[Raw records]
* begin *
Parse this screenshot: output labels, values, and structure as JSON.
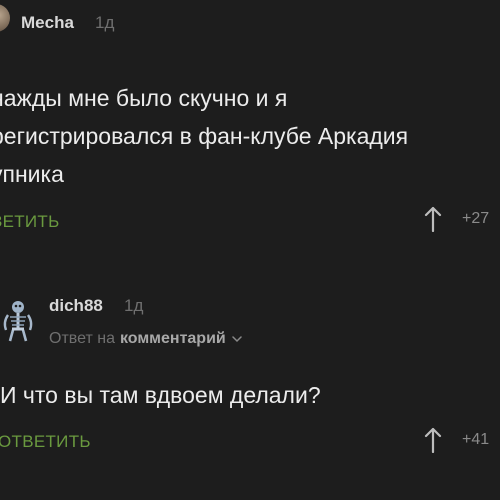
{
  "comments": [
    {
      "author": "Mecha",
      "time": "1д",
      "body": "нажды мне было скучно и я\nрегистрировался в фан-клубе Аркадия\nупника",
      "reply_label": "ЗЕТИТЬ",
      "votes": "+27",
      "avatar_icon": "user-avatar"
    },
    {
      "author": "dich88",
      "time": "1д",
      "reply_prefix": "Ответ на",
      "reply_target": "комментарий",
      "body": "И что вы там вдвоем делали?",
      "reply_label": "ОТВЕТИТЬ",
      "votes": "+41",
      "avatar_icon": "skeleton-avatar"
    }
  ],
  "colors": {
    "background": "#1d1d1d",
    "reply_accent": "#6a9a3f",
    "muted": "#6f6f6f"
  }
}
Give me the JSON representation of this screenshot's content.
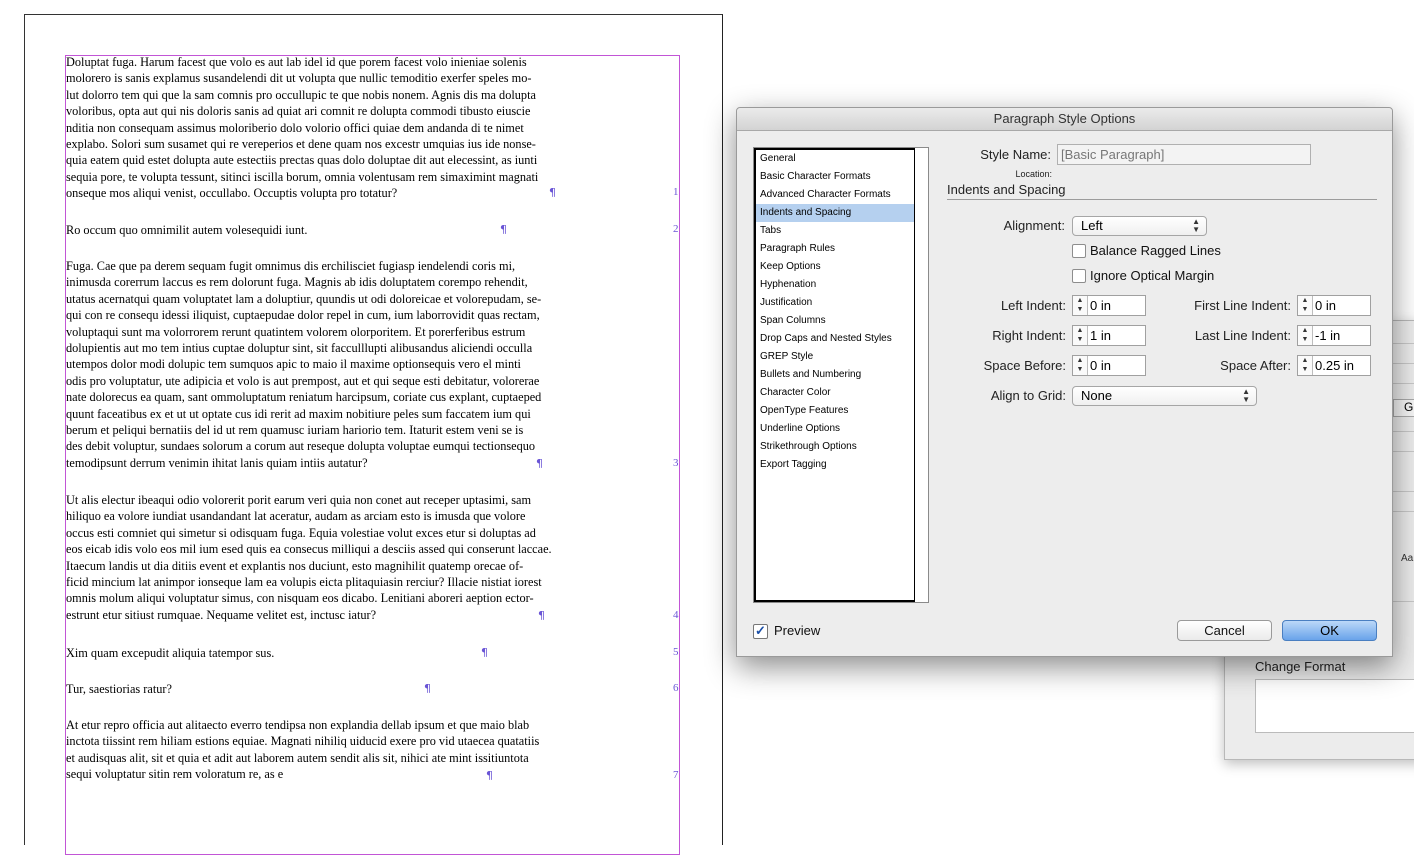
{
  "document": {
    "paragraphs": [
      {
        "lines": [
          "Doluptat fuga. Harum facest que volo es aut lab idel id que porem facest volo inieniae solenis",
          "molorero is sanis explamus susandelendi dit ut volupta que nullic temoditio exerfer speles mo-",
          "lut dolorro tem qui que la sam comnis pro occullupic te que nobis nonem. Agnis dis ma dolupta",
          "voloribus, opta aut qui nis doloris sanis ad quiat ari comnit re dolupta commodi tibusto eiuscie",
          "nditia non consequam assimus moloriberio dolo volorio offici quiae dem andanda di te nimet",
          "explabo. Solori sum susamet qui re vereperios et dene quam nos excestr umquias ius ide nonse-",
          "quia eatem quid estet dolupta aute estectiis prectas quas dolo doluptae dit aut elecessint, as iunti",
          "sequia pore, te volupta tessunt, sitinci iscilla borum, omnia volentusam rem simaximint magnati",
          "onseque mos aliqui venist, occullabo. Occuptis volupta pro totatur?"
        ],
        "number": "1"
      },
      {
        "lines": [
          "Ro occum quo omnimilit autem volesequidi iunt."
        ],
        "number": "2"
      },
      {
        "lines": [
          "Fuga. Cae que pa derem sequam fugit omnimus dis erchilisciet fugiasp iendelendi coris mi,",
          "inimusda corerrum laccus es rem dolorunt fuga. Magnis ab idis doluptatem corempo rehendit,",
          "utatus acernatqui quam voluptatet lam a doluptiur, quundis ut odi doloreicae et volorepudam, se-",
          "qui con re consequ idessi iliquist, cuptaepudae dolor repel in cum, ium laborrovidit quas rectam,",
          "voluptaqui sunt ma volorrorem rerunt quatintem volorem olorporitem. Et porerferibus estrum",
          "dolupientis aut mo tem intius cuptae doluptur sint, sit facculllupti alibusandus aliciendi occulla",
          "utempos dolor modi dolupic tem sumquos apic to maio il maxime optionsequis vero el minti",
          "odis pro voluptatur, ute adipicia et volo is aut prempost, aut et qui seque esti debitatur, volorerae",
          "nate dolorecus ea quam, sant ommoluptatum reniatum harcipsum, coriate cus explant, cuptaeped",
          "quunt faceatibus ex et ut ut optate cus idi rerit ad maxim nobitiure peles sum faccatem ium qui",
          "berum et peliqui bernatiis del id ut rem quamusc iuriam hariorio tem. Itaturit estem veni se is",
          "des debit voluptur, sundaes solorum a corum aut reseque dolupta voluptae eumqui tectionsequo",
          "temodipsunt derrum venimin ihitat lanis quiam intiis autatur?"
        ],
        "number": "3"
      },
      {
        "lines": [
          "Ut alis electur ibeaqui odio volorerit porit earum veri quia non conet aut receper uptasimi, sam",
          "hiliquo ea volore iundiat usandandant lat aceratur, audam as arciam esto is imusda que volore",
          "occus esti comniet qui simetur si odisquam fuga. Equia volestiae volut exces etur si doluptas ad",
          "eos eicab idis volo eos mil ium esed quis ea consecus milliqui a desciis assed qui conserunt laccae.",
          "Itaecum landis ut dia ditiis event et explantis nos duciunt, esto magnihilit quatemp orecae of-",
          "ficid mincium lat animpor ionseque lam ea volupis eicta plitaquiasin rerciur? Illacie nistiat iorest",
          "omnis molum aliqui voluptatur simus, con nisquam eos dicabo. Lenitiani aboreri aeption ector-",
          "estrunt etur sitiust rumquae. Nequame velitet est, inctusc iatur?"
        ],
        "number": "4"
      },
      {
        "lines": [
          "Xim quam excepudit aliquia tatempor sus."
        ],
        "number": "5"
      },
      {
        "lines": [
          "Tur, saestiorias ratur?"
        ],
        "number": "6"
      },
      {
        "lines": [
          "At etur repro officia aut alitaecto everro tendipsa non explandia dellab ipsum et que maio blab",
          "inctota tiissint rem hiliam estions equiae. Magnati nihiliq uiducid exere pro vid utaecea quatatiis",
          "et audisquas alit, sit et quia et adit aut laborem autem sendit alis sit, nihici ate mint issitiuntota",
          "sequi voluptatur sitin rem voloratum re, as e"
        ],
        "number": "7"
      }
    ]
  },
  "background_dialog": {
    "change_format_label": "Change Format",
    "gl_label": "Gl",
    "aa_label": "Aa"
  },
  "dialog": {
    "title": "Paragraph Style Options",
    "categories": [
      "General",
      "Basic Character Formats",
      "Advanced Character Formats",
      "Indents and Spacing",
      "Tabs",
      "Paragraph Rules",
      "Keep Options",
      "Hyphenation",
      "Justification",
      "Span Columns",
      "Drop Caps and Nested Styles",
      "GREP Style",
      "Bullets and Numbering",
      "Character Color",
      "OpenType Features",
      "Underline Options",
      "Strikethrough Options",
      "Export Tagging"
    ],
    "selected_category": "Indents and Spacing",
    "style_name_label": "Style Name:",
    "style_name_value": "[Basic Paragraph]",
    "location_label": "Location:",
    "section_title": "Indents and Spacing",
    "alignment_label": "Alignment:",
    "alignment_value": "Left",
    "balance_ragged_label": "Balance Ragged Lines",
    "balance_ragged_checked": false,
    "ignore_optical_label": "Ignore Optical Margin",
    "ignore_optical_checked": false,
    "left_indent_label": "Left Indent:",
    "left_indent_value": "0 in",
    "first_line_indent_label": "First Line Indent:",
    "first_line_indent_value": "0 in",
    "right_indent_label": "Right Indent:",
    "right_indent_value": "1 in",
    "last_line_indent_label": "Last Line Indent:",
    "last_line_indent_value": "-1 in",
    "space_before_label": "Space Before:",
    "space_before_value": "0 in",
    "space_after_label": "Space After:",
    "space_after_value": "0.25 in",
    "align_to_grid_label": "Align to Grid:",
    "align_to_grid_value": "None",
    "preview_label": "Preview",
    "preview_checked": true,
    "cancel_label": "Cancel",
    "ok_label": "OK"
  },
  "colors": {
    "frame": "#c255d6",
    "selection": "#b5d0ef",
    "ok_button": "#69a3ea"
  }
}
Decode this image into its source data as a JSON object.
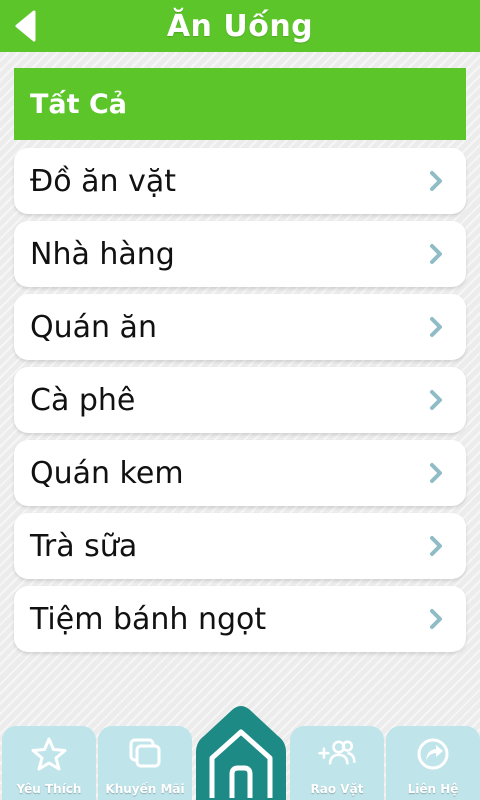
{
  "header": {
    "title": "Ăn Uống",
    "back_icon": "back-arrow-icon",
    "color": "#5cc52a"
  },
  "list": {
    "all_label": "Tất Cả",
    "items": [
      {
        "label": "Đồ ăn vặt"
      },
      {
        "label": "Nhà hàng"
      },
      {
        "label": "Quán ăn"
      },
      {
        "label": "Cà phê"
      },
      {
        "label": "Quán kem"
      },
      {
        "label": "Trà sữa"
      },
      {
        "label": "Tiệm bánh ngọt"
      }
    ],
    "chevron_icon": "chevron-right-icon",
    "chevron_color": "#8fbcc6"
  },
  "tabbar": {
    "tabs": [
      {
        "label": "Yêu Thích",
        "icon": "star-icon"
      },
      {
        "label": "Khuyến Mãi",
        "icon": "cards-icon"
      },
      {
        "label": "",
        "icon": "home-icon"
      },
      {
        "label": "Rao Vặt",
        "icon": "add-users-icon"
      },
      {
        "label": "Liên Hệ",
        "icon": "share-icon"
      }
    ],
    "tab_color": "#bfe4ea",
    "home_color": "#1e8a85"
  }
}
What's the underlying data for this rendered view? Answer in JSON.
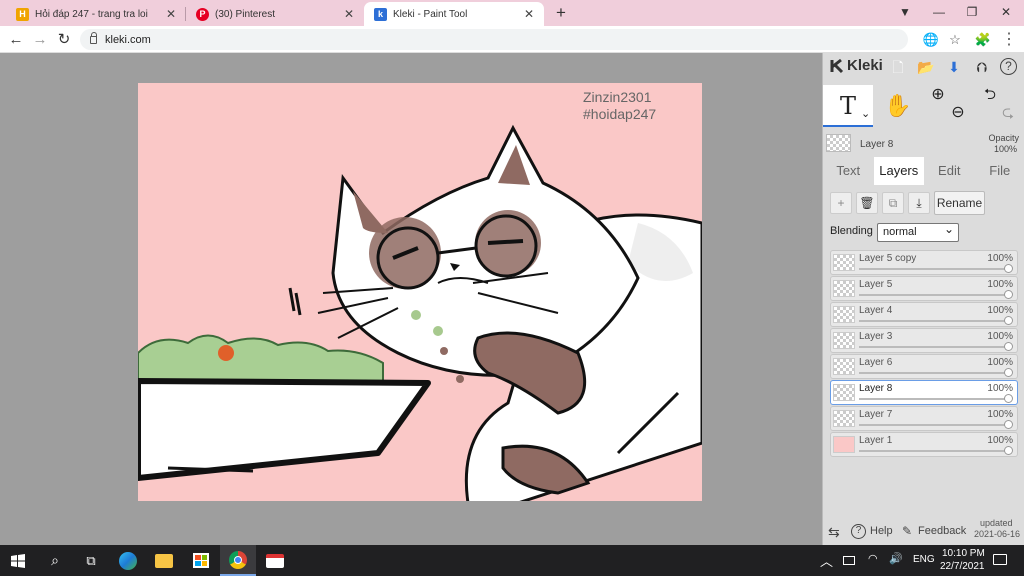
{
  "browser": {
    "tabs": [
      {
        "title": "Hỏi đáp 247 - trang tra loi",
        "favicon": "hoidap-icon",
        "close": "✕"
      },
      {
        "title": "(30) Pinterest",
        "favicon": "pinterest-icon",
        "close": "✕"
      },
      {
        "title": "Kleki - Paint Tool",
        "favicon": "kleki-icon",
        "close": "✕"
      }
    ],
    "new_tab": "+",
    "window_buttons": {
      "profile": "▼",
      "minimize": "—",
      "restore": "❐",
      "close": "✕"
    },
    "nav": {
      "back": "←",
      "forward": "→",
      "reload": "↻"
    },
    "url": "kleki.com",
    "toolbar_icons": {
      "translate": "🌐",
      "star": "☆",
      "extension": "🧩",
      "menu": "⋮"
    }
  },
  "canvas": {
    "watermark_line1": "Zinzin2301",
    "watermark_line2": "#hoidap247",
    "background": "#fac8c7"
  },
  "panel": {
    "logo_text": "Kleki",
    "header_icons": {
      "new": "🗋",
      "open": "📂",
      "save": "⬇",
      "share": "⮉",
      "help": "?"
    },
    "tools": {
      "text_tool": "T",
      "chevron": "⌄",
      "hand_tool": "✋",
      "zoom_in": "⊕",
      "zoom_out": "⊖",
      "undo": "⮌",
      "redo": "⮎"
    },
    "current_layer": {
      "name": "Layer 8",
      "opacity_label": "Opacity",
      "opacity_value": "100%"
    },
    "main_tabs": [
      "Text",
      "Layers",
      "Edit",
      "File"
    ],
    "active_tab": "Layers",
    "layer_buttons": {
      "add": "+",
      "delete": "🗑",
      "duplicate": "⧉",
      "merge": "⤓",
      "rename": "Rename"
    },
    "blending_label": "Blending",
    "blending_value": "normal",
    "layers": [
      {
        "name": "Layer 5 copy",
        "opacity": "100%",
        "selected": false
      },
      {
        "name": "Layer 5",
        "opacity": "100%",
        "selected": false
      },
      {
        "name": "Layer 4",
        "opacity": "100%",
        "selected": false
      },
      {
        "name": "Layer 3",
        "opacity": "100%",
        "selected": false
      },
      {
        "name": "Layer 6",
        "opacity": "100%",
        "selected": false
      },
      {
        "name": "Layer 8",
        "opacity": "100%",
        "selected": true
      },
      {
        "name": "Layer 7",
        "opacity": "100%",
        "selected": false
      },
      {
        "name": "Layer 1",
        "opacity": "100%",
        "selected": false
      }
    ],
    "footer": {
      "swap": "⇆",
      "help": "Help",
      "feedback": "Feedback",
      "updated_label": "updated",
      "updated_date": "2021-06-16"
    }
  },
  "taskbar": {
    "apps": [
      "windows-start",
      "search",
      "task-view",
      "edge",
      "file-explorer",
      "store",
      "chrome",
      "kleki-app"
    ],
    "tray": {
      "chevron": "︿",
      "lang": "ENG",
      "time": "10:10 PM",
      "date": "22/7/2021"
    }
  },
  "colors": {
    "accent": "#2c6fd6",
    "tabbar": "#f0cedb",
    "workspace": "#9e9e9e",
    "panel": "#dcdcdc"
  }
}
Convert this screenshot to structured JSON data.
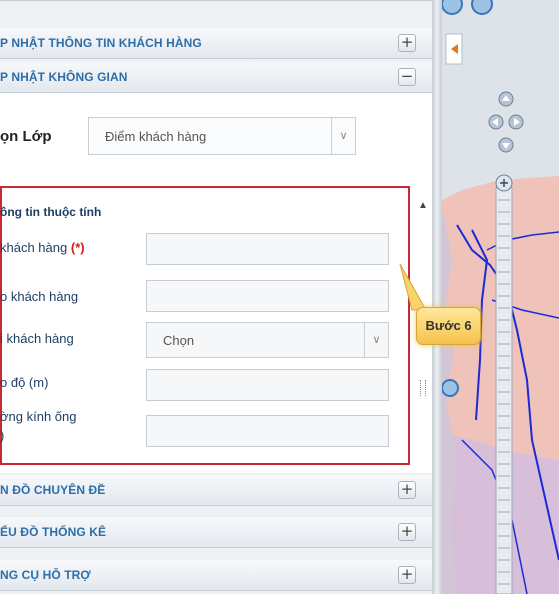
{
  "sidebar": {
    "sections": [
      {
        "title": "P NHẬT THÔNG TIN KHÁCH HÀNG",
        "toggle": "+"
      },
      {
        "title": "P NHẬT KHÔNG GIAN",
        "toggle": "−"
      },
      {
        "title": "N ĐỒ CHUYÊN ĐỀ",
        "toggle": "+"
      },
      {
        "title": "ỂU ĐỒ THỐNG KÊ",
        "toggle": "+"
      },
      {
        "title": "NG CỤ HỖ TRỢ",
        "toggle": "+"
      }
    ],
    "layer": {
      "label": "ọn Lớp",
      "selected": "Điểm khách hàng"
    },
    "form": {
      "title": "ông tin thuộc tính",
      "fields": [
        {
          "label": "khách hàng",
          "required": "(*)"
        },
        {
          "label": "o khách hàng"
        },
        {
          "label": "i khách hàng",
          "selected": "Chọn"
        },
        {
          "label": "o độ (m)"
        },
        {
          "label_line1": "ờng kính ống",
          "label_line2": ")"
        }
      ]
    }
  },
  "map": {
    "tooltip": "Bước 6",
    "colors": {
      "region": "#f1c6bd",
      "region_alt": "#d8b8d2",
      "road": "#1a2bd6",
      "water": "#b8d4ec"
    }
  },
  "icons": {
    "expand": "plus-icon",
    "collapse": "minus-icon",
    "dropdown": "chevron-down-icon",
    "pan": "pan-control-icon",
    "zoom_in": "zoom-in-icon",
    "collapse_map": "arrow-left-icon"
  }
}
* end *
In the records above, find each line with the word "alis" and copy it.

FINISHED TASK:
          "Ut alis electur ibeaqui odio volorerit porit earum veri quia non conet aut receper uptasimi, sam",
          "et audisquas alit, sit et quia et adit aut laborem autem sendit alis sit, nihici ate mint issitiuntota",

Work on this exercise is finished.